### Testo fornito

Jacopo

Anima rockettara dei Paul Live, ingegnere elettronico, classe '63 e pure padre di famiglia, non c'è verso che la pianti di grattare su quelle maledette corde (moglie e figli non ne possono più). Data anche l'età avanzata (...) da sempre predilige l'hard rock e il prog degli anni 70-80, e lui e Ric, compagni di classe alle elementari,iniziano a suonare assieme da autodidatti e i rispettivi genitori ne pagano amaramente lo scotto.

Proseguono irriducibili fino al periodo del liceo, dedicandosi sia a repertori cover (Santana, Deep Purple, Dire Straits, Genesis, ecc..) sia a composizioni proprie di stampo prog con i Fairyland.
Durante il periodo universitario, Jacopo suona principalmente con amici organizzando jam sessions come pretesto per fare cagnara (dopo aver assistito ad un concerto di Pat Metheney vorrebbe farla finita...).

Sposatosi (santa donna!), riprende a spron battuto l'attività, unendosi a vari gruppi (uno di questi comprende Giorgio e Carlo) e spaziando anche verso la musica americana e inglese degli anni 60 assieme alla Animal Blues Band.
Non volendo proprio smetterla, forma i Paul Live, con i quali continua a divertirsi con il repertorio di quando era imberbe, compatito anche dai figli adolescenti.

######

» **Esercizio**: Nel testo su Jacopo, con quale gruppo si dedica anche alla musica americana e inglese degli anni 60?

### Elenco dati

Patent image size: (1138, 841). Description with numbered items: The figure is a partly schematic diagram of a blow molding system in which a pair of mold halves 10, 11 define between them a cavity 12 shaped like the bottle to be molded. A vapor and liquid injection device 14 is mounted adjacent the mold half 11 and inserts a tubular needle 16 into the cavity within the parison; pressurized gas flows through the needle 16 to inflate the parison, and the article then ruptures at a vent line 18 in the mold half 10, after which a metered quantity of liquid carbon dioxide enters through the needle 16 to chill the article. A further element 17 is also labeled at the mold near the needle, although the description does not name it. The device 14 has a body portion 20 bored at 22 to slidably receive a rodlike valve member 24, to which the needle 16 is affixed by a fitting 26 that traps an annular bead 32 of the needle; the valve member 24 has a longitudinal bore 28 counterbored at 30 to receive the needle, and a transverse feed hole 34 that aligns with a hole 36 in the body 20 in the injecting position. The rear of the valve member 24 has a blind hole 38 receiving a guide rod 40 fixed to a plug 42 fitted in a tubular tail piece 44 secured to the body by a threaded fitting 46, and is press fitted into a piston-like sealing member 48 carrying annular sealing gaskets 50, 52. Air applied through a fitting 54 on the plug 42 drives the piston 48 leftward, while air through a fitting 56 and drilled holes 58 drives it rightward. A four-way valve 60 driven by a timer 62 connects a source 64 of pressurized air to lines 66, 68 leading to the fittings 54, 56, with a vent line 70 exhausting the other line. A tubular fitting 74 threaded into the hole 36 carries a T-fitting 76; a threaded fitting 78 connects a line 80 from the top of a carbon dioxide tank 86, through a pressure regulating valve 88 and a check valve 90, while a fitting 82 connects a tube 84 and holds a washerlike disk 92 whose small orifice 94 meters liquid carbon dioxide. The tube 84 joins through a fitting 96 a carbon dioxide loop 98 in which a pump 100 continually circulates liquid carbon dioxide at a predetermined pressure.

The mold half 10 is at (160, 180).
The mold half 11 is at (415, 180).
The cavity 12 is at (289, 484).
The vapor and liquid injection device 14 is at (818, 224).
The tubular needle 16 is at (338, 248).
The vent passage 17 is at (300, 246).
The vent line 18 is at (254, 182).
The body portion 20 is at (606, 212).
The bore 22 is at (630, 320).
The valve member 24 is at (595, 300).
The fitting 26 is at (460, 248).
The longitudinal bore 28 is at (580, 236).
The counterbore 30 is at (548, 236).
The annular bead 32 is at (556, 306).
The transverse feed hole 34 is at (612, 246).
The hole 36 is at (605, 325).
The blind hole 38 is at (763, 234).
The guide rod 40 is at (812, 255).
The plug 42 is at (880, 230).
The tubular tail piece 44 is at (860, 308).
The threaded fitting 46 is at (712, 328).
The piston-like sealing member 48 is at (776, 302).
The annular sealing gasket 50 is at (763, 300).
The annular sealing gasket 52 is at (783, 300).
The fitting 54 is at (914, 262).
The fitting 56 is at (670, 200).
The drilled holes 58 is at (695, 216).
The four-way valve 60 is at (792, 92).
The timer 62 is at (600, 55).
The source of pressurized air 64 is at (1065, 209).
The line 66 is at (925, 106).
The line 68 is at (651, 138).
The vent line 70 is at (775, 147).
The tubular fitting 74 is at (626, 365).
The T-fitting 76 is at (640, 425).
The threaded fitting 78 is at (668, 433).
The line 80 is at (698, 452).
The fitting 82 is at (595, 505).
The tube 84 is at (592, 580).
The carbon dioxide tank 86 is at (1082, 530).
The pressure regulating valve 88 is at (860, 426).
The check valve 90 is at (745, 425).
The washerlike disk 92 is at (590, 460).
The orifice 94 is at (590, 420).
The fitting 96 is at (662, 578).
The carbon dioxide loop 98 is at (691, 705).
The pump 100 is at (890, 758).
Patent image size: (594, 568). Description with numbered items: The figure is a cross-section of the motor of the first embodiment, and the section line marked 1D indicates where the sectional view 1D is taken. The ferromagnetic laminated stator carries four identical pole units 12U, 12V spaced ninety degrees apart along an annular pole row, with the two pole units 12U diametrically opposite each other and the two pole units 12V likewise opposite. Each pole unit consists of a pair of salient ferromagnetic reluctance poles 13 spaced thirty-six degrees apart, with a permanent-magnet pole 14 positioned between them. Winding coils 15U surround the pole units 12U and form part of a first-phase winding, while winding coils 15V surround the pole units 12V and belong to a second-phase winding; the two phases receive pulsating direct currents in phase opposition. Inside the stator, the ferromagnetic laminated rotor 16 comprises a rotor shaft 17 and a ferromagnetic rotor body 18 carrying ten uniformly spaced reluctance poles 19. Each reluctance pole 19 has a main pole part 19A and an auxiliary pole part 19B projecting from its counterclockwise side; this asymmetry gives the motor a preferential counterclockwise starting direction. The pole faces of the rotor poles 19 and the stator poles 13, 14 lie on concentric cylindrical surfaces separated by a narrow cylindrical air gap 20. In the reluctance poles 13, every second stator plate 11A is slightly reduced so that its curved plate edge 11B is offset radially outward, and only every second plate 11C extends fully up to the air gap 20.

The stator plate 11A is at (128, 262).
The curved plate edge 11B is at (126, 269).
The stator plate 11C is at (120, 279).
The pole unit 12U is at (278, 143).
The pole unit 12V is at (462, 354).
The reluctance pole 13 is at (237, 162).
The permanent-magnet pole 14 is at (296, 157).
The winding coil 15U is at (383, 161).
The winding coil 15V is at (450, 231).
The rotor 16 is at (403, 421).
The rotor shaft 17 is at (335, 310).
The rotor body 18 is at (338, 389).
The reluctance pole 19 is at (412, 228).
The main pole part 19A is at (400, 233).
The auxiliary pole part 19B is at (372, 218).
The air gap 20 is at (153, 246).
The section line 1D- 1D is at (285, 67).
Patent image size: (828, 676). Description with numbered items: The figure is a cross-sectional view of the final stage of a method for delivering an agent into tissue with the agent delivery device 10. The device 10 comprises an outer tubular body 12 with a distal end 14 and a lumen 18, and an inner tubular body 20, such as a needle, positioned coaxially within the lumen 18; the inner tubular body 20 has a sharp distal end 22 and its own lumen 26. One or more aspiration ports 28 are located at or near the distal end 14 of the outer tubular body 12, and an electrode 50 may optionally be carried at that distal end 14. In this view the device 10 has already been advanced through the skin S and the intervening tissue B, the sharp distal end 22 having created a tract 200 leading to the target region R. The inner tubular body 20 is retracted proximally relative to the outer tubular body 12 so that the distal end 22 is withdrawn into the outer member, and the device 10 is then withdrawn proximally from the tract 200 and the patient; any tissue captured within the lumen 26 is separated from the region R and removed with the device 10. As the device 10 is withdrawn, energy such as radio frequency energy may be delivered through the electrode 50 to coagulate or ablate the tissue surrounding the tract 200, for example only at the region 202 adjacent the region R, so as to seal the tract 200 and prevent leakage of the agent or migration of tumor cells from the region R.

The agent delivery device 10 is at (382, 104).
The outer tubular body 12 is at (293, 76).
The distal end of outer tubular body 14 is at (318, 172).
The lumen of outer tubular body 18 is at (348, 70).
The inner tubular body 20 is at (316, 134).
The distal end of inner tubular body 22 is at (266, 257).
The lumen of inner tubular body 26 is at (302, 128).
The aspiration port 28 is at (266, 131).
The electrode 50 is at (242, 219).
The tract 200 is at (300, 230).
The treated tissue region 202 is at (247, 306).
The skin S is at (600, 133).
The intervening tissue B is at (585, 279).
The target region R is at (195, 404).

######

» **Soluzione**: Con la Animal Blues Band.